Provided passage =
=-=-=

5.3 The Company may hold land and buildings, enter into commercial transactions and do all such other things as are incidental or conducive to the attainment of its objects.

6.         SUBSCRIPTIONS

6.1 The annual subscription for individuals and for other classes of membership shall be determined from time to time by the Board.

6.2 All annual subscriptions (except the first subscription of a new member) shall be payable on the first day of each new financial year.

7.         CESSATION OF MEMBERSHIP

7.1 Any member may withdraw from membership by giving fourteen days notice to the Directors in writing to that effect and thereupon he shall cease to be a member.

7.2        Failure to pay the annual subscription within a reasonable period may result in termination of membership by the Board.

7.3 If any member refuses or neglects to comply with the provisions of the bye–laws or conducts himself in a way which in the opinion of the Directors is or may be injurious to the Company or is contrary to its objectives, the Directors may by notice in writing call upon him to resign. If such member when called upon to resign does not do so within twenty eight days of the receipt of such notice then, provided he is first given an opportunity of being heard by the Directors, he may forthwith be expelled by the Directors after a resolution for this purpose has been passed by a majority of not less than two–thirds of the members present and voting at a specially convened meeting of the members.

7.4 Subject to paragraph 7.1 of this bye–law, a member resigning or expelled under paragraph 7.3 or whose name is struck off pursuant to paragraph 7.2 of this bye–law shall nevertheless remain liable for all moneys then due from him to the Company.

8.          MANAGEMENT

8.1 The Company shall be managed by a Board of Directors of consisting of a minimum of seven and a maximum of eleven members, elected at an Annual General Meeting for a term as prescribed in bye-law 9.6.

8.2        The officers of the Company shall consist of a Chair, a Vice–Chair, a Treasurer and a Secretary.

=-=-=

Record excerpts =

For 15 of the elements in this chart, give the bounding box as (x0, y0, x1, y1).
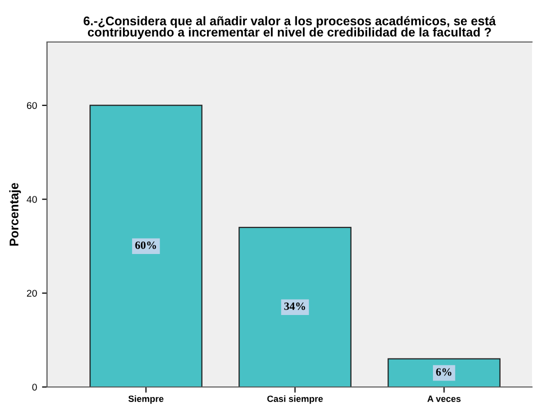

=-=-=

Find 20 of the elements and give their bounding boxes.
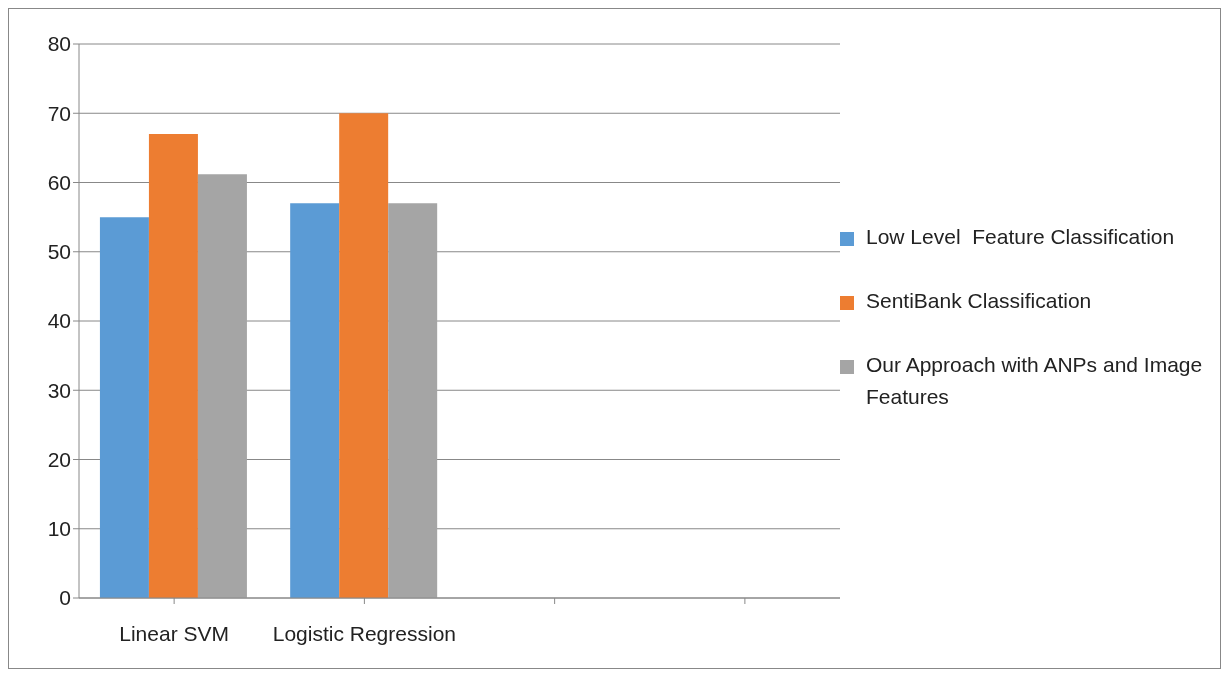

=-=-=

To be done = Reproduce the company bye-laws word for word, starting at the words "6.1 The annual" and stopping after "membership by the Board.".

Answer in full =
6.1 The annual subscription for individuals and for other classes of membership shall be determined from time to time by the Board.

6.2 All annual subscriptions (except the first subscription of a new member) shall be payable on the first day of each new financial year.

7.         CESSATION OF MEMBERSHIP

7.1 Any member may withdraw from membership by giving fourteen days notice to the Directors in writing to that effect and thereupon he shall cease to be a member.

7.2        Failure to pay the annual subscription within a reasonable period may result in termination of membership by the Board.